**WHAT YOU HAVE TO DO**
Find each line containing the string "zoom". Copy it.

____

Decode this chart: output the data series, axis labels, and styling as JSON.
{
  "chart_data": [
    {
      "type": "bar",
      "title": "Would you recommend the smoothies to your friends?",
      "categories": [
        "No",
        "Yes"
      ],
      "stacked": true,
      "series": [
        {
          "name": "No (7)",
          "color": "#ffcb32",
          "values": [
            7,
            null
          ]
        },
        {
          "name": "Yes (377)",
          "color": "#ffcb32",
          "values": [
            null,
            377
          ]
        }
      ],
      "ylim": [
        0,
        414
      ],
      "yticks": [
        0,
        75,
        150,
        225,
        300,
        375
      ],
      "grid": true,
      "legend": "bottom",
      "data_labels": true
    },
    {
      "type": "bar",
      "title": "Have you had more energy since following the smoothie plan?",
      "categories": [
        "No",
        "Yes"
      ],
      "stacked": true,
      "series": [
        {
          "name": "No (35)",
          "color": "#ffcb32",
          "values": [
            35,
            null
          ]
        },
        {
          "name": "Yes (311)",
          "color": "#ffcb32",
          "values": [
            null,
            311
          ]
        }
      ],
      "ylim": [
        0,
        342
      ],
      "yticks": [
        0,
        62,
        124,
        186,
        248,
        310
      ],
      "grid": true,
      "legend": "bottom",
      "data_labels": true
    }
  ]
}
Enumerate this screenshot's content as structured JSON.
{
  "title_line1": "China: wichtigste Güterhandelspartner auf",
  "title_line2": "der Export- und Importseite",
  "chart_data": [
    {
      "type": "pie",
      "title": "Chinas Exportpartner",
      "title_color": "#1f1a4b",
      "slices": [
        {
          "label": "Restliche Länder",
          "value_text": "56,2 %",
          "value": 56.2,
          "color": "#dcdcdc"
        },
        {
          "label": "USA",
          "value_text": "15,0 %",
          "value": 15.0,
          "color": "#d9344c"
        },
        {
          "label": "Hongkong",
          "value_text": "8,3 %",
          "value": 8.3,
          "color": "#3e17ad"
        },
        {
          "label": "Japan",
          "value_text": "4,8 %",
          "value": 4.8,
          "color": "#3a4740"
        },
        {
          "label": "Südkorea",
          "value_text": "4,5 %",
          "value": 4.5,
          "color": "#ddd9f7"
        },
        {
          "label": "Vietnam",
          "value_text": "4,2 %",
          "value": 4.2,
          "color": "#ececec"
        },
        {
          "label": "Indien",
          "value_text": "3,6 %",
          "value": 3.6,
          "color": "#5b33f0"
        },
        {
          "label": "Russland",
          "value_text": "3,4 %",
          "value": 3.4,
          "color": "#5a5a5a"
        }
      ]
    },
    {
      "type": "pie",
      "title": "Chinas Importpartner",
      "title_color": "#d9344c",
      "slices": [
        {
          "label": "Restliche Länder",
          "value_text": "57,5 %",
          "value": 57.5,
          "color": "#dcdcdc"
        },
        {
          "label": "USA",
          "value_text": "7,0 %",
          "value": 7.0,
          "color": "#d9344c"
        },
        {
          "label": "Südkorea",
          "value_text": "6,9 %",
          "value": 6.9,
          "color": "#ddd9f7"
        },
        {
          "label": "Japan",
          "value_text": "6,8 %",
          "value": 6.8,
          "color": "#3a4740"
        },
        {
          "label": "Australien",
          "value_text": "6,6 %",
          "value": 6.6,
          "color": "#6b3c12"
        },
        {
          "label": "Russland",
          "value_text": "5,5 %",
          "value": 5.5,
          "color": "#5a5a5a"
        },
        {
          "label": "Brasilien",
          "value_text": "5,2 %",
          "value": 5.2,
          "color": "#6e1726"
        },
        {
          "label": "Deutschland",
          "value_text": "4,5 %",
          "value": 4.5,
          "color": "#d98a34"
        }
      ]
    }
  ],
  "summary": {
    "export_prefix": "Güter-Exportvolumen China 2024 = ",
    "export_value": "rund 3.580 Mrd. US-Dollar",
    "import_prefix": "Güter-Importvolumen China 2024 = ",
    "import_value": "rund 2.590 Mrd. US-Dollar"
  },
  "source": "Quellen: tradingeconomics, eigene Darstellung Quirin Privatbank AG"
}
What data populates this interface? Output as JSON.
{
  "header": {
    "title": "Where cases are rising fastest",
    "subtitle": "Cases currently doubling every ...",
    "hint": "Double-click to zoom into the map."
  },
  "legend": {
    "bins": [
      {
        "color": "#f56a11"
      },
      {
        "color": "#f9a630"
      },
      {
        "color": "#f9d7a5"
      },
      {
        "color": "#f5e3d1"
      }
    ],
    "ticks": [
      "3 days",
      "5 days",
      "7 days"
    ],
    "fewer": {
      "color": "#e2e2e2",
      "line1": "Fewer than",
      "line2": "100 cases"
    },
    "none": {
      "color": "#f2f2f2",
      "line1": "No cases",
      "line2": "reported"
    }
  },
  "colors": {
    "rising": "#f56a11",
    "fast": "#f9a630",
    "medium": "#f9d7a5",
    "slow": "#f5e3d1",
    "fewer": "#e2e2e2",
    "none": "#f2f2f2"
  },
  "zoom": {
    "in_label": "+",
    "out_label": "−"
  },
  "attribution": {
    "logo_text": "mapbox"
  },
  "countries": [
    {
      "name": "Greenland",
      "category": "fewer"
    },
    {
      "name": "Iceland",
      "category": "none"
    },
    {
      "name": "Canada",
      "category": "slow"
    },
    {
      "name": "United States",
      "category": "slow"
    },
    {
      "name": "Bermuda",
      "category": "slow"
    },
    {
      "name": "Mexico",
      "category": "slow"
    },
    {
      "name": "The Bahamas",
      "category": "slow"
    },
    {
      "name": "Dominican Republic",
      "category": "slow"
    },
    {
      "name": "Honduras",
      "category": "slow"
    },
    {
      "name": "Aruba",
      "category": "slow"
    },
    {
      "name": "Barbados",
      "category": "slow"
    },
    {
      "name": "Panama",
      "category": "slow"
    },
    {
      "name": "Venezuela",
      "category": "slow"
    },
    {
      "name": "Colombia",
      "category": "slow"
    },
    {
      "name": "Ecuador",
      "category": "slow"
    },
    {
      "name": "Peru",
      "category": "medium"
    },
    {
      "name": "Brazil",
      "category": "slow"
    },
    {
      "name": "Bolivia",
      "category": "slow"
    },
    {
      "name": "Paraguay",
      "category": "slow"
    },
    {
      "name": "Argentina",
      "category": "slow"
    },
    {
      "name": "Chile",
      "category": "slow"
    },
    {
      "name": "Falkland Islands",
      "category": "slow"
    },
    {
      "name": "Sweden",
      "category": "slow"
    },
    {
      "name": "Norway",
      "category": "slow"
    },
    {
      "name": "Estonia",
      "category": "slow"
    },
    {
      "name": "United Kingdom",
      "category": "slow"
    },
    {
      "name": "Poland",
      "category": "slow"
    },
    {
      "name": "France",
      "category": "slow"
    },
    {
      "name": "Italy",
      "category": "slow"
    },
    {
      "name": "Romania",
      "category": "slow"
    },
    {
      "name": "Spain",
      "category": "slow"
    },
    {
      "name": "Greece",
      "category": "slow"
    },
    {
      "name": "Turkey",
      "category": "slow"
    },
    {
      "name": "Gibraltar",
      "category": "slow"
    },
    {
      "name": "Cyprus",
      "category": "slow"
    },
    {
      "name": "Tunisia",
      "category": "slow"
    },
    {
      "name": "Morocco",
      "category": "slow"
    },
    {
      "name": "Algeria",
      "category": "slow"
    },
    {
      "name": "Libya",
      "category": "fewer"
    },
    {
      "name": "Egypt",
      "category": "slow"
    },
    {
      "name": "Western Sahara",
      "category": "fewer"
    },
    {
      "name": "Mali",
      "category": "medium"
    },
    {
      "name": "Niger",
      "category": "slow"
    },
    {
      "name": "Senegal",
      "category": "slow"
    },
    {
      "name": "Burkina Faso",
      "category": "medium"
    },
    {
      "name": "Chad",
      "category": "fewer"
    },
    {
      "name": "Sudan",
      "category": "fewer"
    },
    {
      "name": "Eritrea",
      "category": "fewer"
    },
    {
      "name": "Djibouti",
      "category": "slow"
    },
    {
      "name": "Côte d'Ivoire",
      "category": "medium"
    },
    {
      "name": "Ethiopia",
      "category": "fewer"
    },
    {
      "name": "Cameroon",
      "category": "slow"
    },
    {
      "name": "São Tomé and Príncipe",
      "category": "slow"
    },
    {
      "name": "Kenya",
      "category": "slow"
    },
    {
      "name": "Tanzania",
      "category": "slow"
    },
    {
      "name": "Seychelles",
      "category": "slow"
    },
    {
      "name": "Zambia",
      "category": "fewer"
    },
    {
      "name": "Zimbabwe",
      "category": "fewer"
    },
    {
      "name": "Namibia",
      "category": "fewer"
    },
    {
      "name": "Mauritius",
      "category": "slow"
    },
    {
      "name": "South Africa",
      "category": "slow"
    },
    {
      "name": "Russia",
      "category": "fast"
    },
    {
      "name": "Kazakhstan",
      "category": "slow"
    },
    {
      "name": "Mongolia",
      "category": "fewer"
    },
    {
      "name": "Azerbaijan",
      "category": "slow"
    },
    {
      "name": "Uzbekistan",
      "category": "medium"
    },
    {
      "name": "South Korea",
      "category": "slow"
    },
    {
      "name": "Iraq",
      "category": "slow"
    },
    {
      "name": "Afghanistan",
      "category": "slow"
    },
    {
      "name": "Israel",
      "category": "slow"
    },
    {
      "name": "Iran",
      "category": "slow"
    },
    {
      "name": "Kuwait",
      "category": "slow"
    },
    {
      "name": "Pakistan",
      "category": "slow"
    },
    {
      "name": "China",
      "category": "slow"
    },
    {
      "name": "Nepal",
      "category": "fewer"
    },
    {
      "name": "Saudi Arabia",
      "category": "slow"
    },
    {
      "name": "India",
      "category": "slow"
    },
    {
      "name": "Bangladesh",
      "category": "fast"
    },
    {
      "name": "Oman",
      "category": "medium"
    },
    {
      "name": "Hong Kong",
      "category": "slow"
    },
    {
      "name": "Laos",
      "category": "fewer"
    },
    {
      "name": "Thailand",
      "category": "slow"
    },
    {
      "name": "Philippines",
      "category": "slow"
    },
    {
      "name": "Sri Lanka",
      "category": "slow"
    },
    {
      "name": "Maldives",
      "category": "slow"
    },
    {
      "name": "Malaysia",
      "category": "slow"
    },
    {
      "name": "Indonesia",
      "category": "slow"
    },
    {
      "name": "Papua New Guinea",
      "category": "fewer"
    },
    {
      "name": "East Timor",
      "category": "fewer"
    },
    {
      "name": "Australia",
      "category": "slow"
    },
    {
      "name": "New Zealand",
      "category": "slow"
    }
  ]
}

____

**THE COMPLETED TASK**
    "hint": "Double-click to zoom into the map."
  "zoom": {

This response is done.